== Task statement ==
Check every line of the entries that follow, and copy the ones containing "September".

[Start of Material provided]

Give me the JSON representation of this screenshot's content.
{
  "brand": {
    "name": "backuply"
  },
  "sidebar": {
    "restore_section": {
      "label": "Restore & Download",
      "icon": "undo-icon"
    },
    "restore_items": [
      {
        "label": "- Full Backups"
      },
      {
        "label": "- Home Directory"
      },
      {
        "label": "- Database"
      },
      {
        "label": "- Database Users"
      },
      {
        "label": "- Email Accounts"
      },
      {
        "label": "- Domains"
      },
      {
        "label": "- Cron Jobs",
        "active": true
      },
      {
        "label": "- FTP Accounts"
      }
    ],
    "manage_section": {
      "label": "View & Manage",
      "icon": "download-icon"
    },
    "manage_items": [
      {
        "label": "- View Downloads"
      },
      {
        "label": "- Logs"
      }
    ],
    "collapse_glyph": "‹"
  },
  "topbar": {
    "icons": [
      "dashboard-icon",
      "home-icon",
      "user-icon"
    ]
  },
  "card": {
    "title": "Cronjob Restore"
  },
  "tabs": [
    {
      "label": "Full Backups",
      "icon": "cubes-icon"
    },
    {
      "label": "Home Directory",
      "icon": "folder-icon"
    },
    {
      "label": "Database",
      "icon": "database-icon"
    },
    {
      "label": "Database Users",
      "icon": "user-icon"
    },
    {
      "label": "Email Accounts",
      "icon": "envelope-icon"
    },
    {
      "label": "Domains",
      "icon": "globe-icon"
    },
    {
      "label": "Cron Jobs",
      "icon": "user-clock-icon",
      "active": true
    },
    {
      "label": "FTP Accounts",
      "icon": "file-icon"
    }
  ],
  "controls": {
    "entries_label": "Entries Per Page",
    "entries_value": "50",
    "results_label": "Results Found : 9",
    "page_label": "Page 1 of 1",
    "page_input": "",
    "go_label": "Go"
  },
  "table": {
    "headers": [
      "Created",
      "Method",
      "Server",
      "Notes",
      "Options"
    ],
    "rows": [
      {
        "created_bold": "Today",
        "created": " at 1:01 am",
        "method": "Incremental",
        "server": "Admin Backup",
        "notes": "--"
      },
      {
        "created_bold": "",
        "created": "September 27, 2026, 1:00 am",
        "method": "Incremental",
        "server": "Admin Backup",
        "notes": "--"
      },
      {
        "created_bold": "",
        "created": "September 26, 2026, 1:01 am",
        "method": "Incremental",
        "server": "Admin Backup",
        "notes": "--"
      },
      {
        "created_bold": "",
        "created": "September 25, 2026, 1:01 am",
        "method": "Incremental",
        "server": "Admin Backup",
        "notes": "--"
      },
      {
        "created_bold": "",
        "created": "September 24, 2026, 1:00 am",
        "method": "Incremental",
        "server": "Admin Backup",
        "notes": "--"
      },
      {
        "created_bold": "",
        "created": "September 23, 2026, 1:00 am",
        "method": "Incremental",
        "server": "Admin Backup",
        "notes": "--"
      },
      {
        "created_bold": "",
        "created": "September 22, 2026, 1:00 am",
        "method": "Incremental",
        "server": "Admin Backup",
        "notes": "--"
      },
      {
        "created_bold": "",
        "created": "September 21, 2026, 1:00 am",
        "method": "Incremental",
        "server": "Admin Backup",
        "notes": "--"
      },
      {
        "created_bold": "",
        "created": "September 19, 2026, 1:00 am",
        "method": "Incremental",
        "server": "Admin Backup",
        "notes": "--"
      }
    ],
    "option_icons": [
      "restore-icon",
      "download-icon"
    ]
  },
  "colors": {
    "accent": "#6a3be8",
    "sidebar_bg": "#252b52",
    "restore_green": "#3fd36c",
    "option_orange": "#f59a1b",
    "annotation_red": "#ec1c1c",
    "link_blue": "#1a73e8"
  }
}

[End of Material provided]

== Response for this exercise ==
        "created": "September 27, 2026, 1:00 am",
        "created": "September 26, 2026, 1:01 am",
        "created": "September 25, 2026, 1:01 am",
        "created": "September 24, 2026, 1:00 am",
        "created": "September 23, 2026, 1:00 am",
        "created": "September 22, 2026, 1:00 am",
        "created": "September 21, 2026, 1:00 am",
        "created": "September 19, 2026, 1:00 am",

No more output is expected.